STATED PROBLEM
Go through the listing and return every line with "Percent" in it.

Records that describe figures
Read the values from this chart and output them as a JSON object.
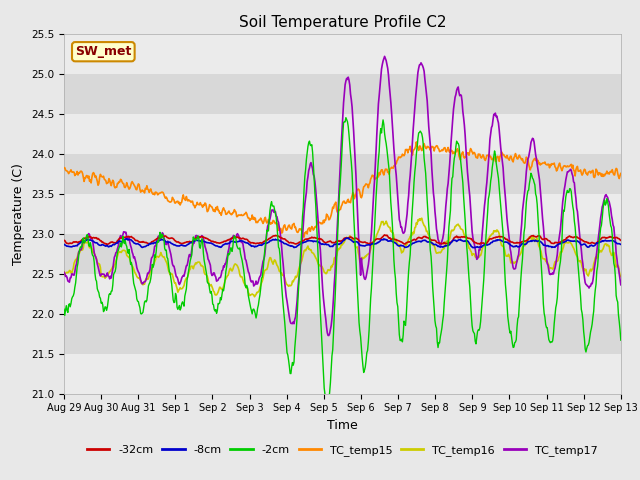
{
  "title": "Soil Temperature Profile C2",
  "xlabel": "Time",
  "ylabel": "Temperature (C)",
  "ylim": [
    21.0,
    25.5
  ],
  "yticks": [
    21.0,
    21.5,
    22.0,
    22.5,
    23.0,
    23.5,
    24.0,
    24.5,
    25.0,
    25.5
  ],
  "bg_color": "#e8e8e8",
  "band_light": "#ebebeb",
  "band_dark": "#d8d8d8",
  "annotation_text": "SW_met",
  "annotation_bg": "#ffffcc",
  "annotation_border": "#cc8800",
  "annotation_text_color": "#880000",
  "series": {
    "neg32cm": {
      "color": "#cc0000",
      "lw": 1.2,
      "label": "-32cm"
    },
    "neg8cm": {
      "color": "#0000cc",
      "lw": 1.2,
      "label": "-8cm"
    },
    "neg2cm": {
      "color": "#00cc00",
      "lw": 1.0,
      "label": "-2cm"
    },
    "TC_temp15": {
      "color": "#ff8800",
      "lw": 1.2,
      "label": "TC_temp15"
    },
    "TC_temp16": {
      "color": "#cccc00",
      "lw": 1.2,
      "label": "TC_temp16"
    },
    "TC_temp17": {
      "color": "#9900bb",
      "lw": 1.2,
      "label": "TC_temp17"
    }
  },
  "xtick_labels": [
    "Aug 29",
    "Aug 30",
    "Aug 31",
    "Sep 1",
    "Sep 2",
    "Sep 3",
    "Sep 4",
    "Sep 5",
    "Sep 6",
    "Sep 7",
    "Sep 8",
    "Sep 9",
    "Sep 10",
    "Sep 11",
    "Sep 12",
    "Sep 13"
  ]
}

--

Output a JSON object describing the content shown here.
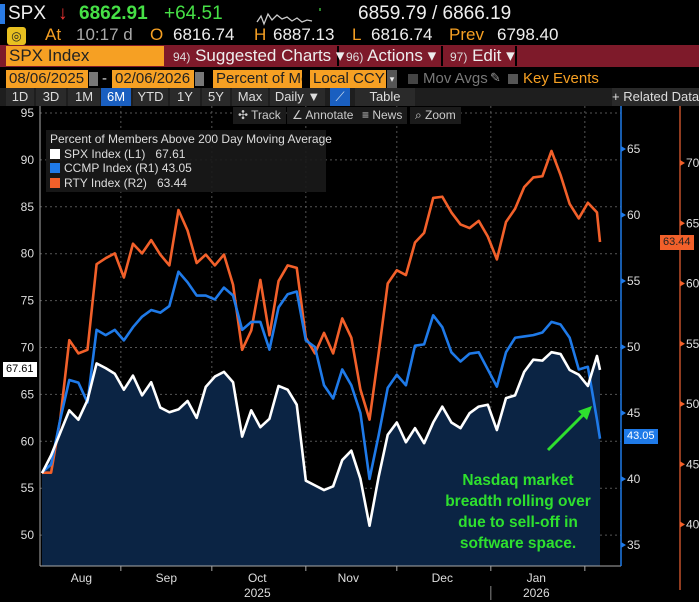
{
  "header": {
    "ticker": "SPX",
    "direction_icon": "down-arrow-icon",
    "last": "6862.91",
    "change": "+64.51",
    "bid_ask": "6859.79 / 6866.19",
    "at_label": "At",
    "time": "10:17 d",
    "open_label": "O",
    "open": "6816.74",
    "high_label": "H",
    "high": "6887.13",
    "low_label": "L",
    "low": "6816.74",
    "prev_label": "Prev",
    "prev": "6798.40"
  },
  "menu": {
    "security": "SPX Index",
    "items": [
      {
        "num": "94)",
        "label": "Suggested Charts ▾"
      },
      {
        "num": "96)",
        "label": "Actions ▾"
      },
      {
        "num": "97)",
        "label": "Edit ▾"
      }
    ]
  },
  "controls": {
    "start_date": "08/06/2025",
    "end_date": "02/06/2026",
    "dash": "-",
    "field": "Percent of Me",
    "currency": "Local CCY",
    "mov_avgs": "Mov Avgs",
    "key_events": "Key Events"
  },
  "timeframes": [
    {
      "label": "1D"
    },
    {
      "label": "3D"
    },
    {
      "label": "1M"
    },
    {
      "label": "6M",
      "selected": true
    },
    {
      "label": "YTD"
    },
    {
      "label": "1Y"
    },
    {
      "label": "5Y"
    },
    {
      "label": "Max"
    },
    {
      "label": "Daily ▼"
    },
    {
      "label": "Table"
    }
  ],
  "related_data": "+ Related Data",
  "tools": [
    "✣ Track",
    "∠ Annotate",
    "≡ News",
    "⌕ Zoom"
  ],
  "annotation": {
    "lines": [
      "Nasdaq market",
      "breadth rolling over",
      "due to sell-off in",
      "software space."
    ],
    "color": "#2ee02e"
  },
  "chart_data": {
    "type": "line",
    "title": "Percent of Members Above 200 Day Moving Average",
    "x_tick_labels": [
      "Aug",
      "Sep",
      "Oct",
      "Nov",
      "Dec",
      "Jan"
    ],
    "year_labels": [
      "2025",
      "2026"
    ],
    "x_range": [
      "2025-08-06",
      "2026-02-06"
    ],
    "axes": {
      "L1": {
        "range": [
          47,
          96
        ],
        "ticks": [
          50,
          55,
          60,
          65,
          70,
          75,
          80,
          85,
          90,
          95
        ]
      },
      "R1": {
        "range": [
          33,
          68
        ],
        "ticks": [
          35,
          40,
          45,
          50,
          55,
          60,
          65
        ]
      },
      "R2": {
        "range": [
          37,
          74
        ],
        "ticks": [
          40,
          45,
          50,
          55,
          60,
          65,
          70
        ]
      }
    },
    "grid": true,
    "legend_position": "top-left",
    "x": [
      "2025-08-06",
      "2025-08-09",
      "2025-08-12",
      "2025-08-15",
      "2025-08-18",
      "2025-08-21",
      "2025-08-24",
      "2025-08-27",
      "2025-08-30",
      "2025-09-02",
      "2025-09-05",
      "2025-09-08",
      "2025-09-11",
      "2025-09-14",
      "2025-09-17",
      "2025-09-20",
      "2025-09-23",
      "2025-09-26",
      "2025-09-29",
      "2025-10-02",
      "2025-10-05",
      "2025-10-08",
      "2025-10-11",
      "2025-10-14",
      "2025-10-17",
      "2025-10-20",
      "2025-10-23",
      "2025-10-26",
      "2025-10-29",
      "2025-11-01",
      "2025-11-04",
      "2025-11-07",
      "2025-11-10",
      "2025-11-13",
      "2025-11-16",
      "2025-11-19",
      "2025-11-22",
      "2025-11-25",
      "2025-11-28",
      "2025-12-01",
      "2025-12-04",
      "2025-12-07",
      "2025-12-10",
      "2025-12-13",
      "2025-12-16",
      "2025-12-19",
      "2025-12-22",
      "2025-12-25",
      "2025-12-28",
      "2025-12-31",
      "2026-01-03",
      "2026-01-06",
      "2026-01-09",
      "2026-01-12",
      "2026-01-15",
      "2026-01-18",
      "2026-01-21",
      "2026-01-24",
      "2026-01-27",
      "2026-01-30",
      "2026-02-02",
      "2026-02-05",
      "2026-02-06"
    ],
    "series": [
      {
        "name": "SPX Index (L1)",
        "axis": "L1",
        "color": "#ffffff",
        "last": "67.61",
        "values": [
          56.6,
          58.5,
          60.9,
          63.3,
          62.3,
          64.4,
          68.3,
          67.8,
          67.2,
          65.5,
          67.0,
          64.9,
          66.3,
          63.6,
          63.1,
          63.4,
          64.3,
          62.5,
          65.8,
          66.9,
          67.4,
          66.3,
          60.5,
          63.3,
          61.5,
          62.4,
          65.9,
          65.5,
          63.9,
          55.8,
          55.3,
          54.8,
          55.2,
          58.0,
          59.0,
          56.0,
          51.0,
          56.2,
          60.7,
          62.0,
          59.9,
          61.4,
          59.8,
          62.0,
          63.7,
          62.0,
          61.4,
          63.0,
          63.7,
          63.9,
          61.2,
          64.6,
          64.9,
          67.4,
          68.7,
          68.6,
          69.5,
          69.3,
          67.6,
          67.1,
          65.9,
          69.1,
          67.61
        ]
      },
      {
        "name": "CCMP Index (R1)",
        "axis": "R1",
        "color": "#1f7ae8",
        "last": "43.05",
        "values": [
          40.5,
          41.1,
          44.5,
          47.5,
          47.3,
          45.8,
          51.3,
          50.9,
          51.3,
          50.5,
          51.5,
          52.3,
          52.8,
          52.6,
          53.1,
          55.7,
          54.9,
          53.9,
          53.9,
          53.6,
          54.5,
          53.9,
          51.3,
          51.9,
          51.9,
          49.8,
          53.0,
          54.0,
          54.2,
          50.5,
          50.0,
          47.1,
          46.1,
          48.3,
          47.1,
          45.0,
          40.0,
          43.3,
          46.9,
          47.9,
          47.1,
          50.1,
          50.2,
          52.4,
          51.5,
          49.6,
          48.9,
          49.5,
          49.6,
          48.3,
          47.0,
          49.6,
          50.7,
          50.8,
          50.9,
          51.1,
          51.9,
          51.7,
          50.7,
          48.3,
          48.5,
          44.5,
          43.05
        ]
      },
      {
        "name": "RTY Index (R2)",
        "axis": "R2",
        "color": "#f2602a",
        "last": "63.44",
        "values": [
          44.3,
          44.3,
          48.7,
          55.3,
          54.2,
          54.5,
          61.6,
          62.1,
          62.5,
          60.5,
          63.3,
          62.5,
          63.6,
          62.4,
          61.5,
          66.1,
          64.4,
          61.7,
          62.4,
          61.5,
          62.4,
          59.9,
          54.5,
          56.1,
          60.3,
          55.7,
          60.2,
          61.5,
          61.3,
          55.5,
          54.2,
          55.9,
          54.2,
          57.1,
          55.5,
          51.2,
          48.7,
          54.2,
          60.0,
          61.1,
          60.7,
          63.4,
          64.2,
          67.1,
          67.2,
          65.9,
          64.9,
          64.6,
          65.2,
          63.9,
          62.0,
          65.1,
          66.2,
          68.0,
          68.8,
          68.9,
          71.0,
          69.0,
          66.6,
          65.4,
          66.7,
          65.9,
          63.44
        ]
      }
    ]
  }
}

FINISHED TASK
    "field": "Percent of Me",
    "title": "Percent of Members Above 200 Day Moving Average",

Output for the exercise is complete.